'''

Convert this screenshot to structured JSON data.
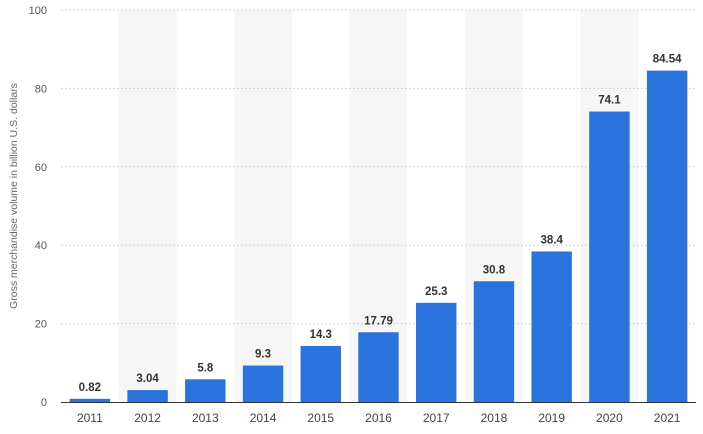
{
  "chart_data": {
    "type": "bar",
    "categories": [
      "2011",
      "2012",
      "2013",
      "2014",
      "2015",
      "2016",
      "2017",
      "2018",
      "2019",
      "2020",
      "2021"
    ],
    "values": [
      0.82,
      3.04,
      5.8,
      9.3,
      14.3,
      17.79,
      25.3,
      30.8,
      38.4,
      74.1,
      84.54
    ],
    "value_labels": [
      "0.82",
      "3.04",
      "5.8",
      "9.3",
      "14.3",
      "17.79",
      "25.3",
      "30.8",
      "38.4",
      "74.1",
      "84.54"
    ],
    "title": "",
    "xlabel": "",
    "ylabel": "Gross merchandise volume in billion U.S. dollars",
    "ylim": [
      0,
      100
    ],
    "yticks": [
      0,
      20,
      40,
      60,
      80,
      100
    ],
    "ytick_labels": [
      "0",
      "20",
      "40",
      "60",
      "80",
      "100"
    ],
    "grid": true,
    "legend": "none",
    "colors": {
      "bar": "#2a72dc",
      "band": "#f6f6f6",
      "grid": "#c8c8c8",
      "axis": "#333333"
    }
  }
}
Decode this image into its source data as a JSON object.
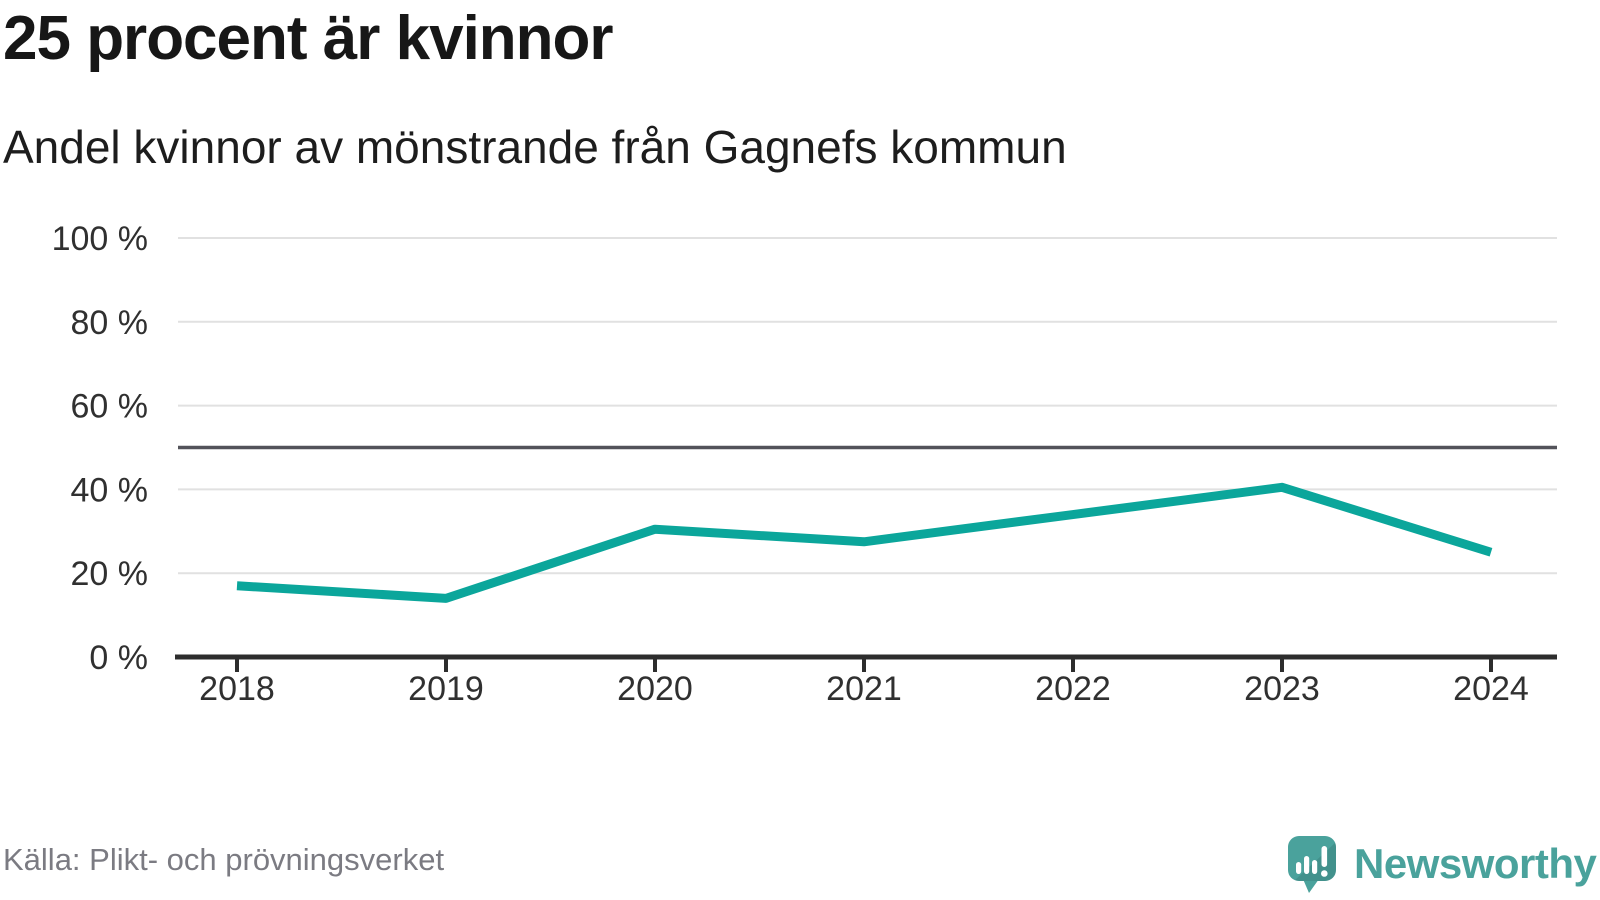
{
  "header": {
    "title": "25 procent är kvinnor",
    "subtitle": "Andel kvinnor av mönstrande från Gagnefs kommun"
  },
  "chart_data": {
    "type": "line",
    "title": "25 procent är kvinnor",
    "subtitle": "Andel kvinnor av mönstrande från Gagnefs kommun",
    "x": [
      2018,
      2019,
      2020,
      2021,
      2022,
      2023,
      2024
    ],
    "series": [
      {
        "name": "Andel kvinnor av mönstrande",
        "values": [
          17,
          14,
          30.5,
          27.5,
          34,
          40.5,
          25
        ]
      }
    ],
    "unit": "%",
    "ylim": [
      0,
      100
    ],
    "yticks": [
      0,
      20,
      40,
      60,
      80,
      100
    ],
    "ytick_suffix": " %",
    "reference_line": 50,
    "grid": "horizontal",
    "legend": "none",
    "xlabel": "",
    "ylabel": ""
  },
  "footer": {
    "source": "Källa: Plikt- och prövningsverket",
    "brand": "Newsworthy",
    "brand_icon": "newsworthy-speech-bubble-chart-icon"
  },
  "colors": {
    "series_line": "#0ba69b",
    "reference_line": "#53535a",
    "gridline": "#e1e1e1",
    "axis": "#2d2d2d",
    "tick_label": "#303030",
    "title_text": "#171717",
    "muted_text": "#7b7b82",
    "brand_teal": "#4aa29c"
  }
}
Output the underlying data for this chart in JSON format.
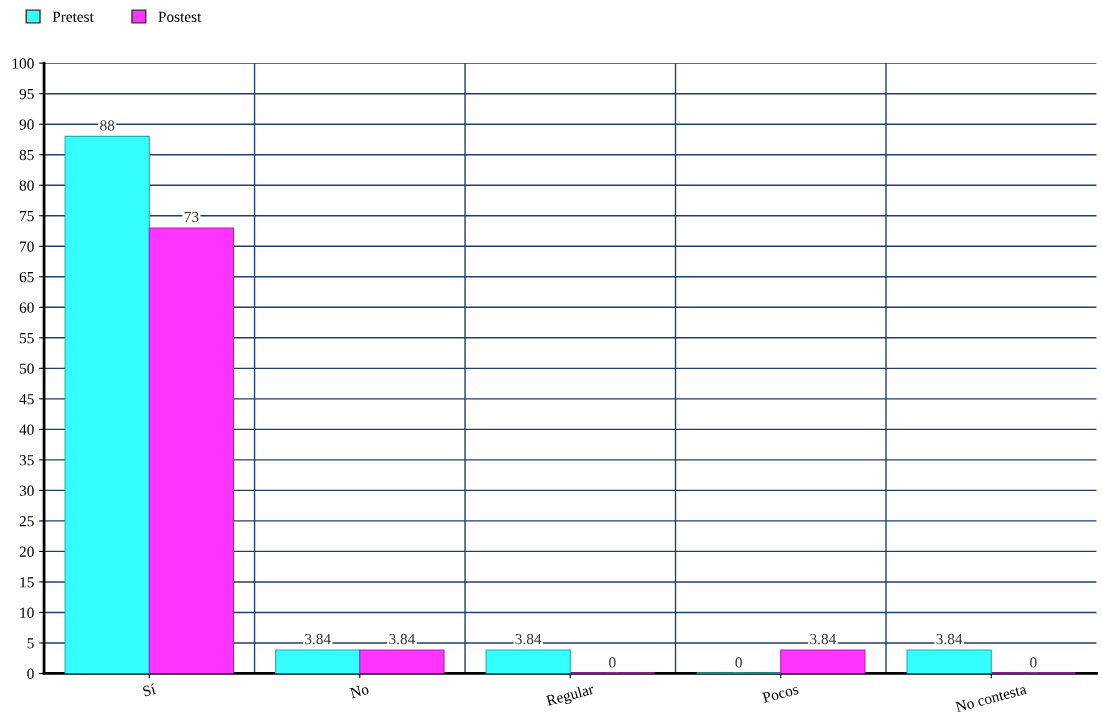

'''

Drop the images and repeat the data exactly.

Convert this screenshot to structured JSON data.
{
  "chart_data": {
    "type": "bar",
    "categories": [
      "2011",
      "2012",
      "2013",
      "2014",
      "2015",
      "2016",
      "2017",
      "2018",
      "2019",
      "2020",
      "2021"
    ],
    "values": [
      0.82,
      3.04,
      5.8,
      9.3,
      14.3,
      17.79,
      25.3,
      30.8,
      38.4,
      74.1,
      84.54
    ],
    "value_labels": [
      "0.82",
      "3.04",
      "5.8",
      "9.3",
      "14.3",
      "17.79",
      "25.3",
      "30.8",
      "38.4",
      "74.1",
      "84.54"
    ],
    "title": "",
    "xlabel": "",
    "ylabel": "Gross merchandise volume in billion U.S. dollars",
    "ylim": [
      0,
      100
    ],
    "yticks": [
      0,
      20,
      40,
      60,
      80,
      100
    ],
    "ytick_labels": [
      "0",
      "20",
      "40",
      "60",
      "80",
      "100"
    ],
    "grid": true,
    "legend": "none",
    "colors": {
      "bar": "#2a72dc",
      "band": "#f6f6f6",
      "grid": "#c8c8c8",
      "axis": "#333333"
    }
  }
}
Decode this image into its source data as a JSON object.
{
  "header": {
    "title": "25 procent är kvinnor",
    "subtitle": "Andel kvinnor av mönstrande från Gagnefs kommun"
  },
  "chart_data": {
    "type": "line",
    "title": "25 procent är kvinnor",
    "subtitle": "Andel kvinnor av mönstrande från Gagnefs kommun",
    "x": [
      2018,
      2019,
      2020,
      2021,
      2022,
      2023,
      2024
    ],
    "series": [
      {
        "name": "Andel kvinnor av mönstrande",
        "values": [
          17,
          14,
          30.5,
          27.5,
          34,
          40.5,
          25
        ]
      }
    ],
    "unit": "%",
    "ylim": [
      0,
      100
    ],
    "yticks": [
      0,
      20,
      40,
      60,
      80,
      100
    ],
    "ytick_suffix": " %",
    "reference_line": 50,
    "grid": "horizontal",
    "legend": "none",
    "xlabel": "",
    "ylabel": ""
  },
  "footer": {
    "source": "Källa: Plikt- och prövningsverket",
    "brand": "Newsworthy",
    "brand_icon": "newsworthy-speech-bubble-chart-icon"
  },
  "colors": {
    "series_line": "#0ba69b",
    "reference_line": "#53535a",
    "gridline": "#e1e1e1",
    "axis": "#2d2d2d",
    "tick_label": "#303030",
    "title_text": "#171717",
    "muted_text": "#7b7b82",
    "brand_teal": "#4aa29c"
  }
}
Output the underlying data for this chart in JSON format.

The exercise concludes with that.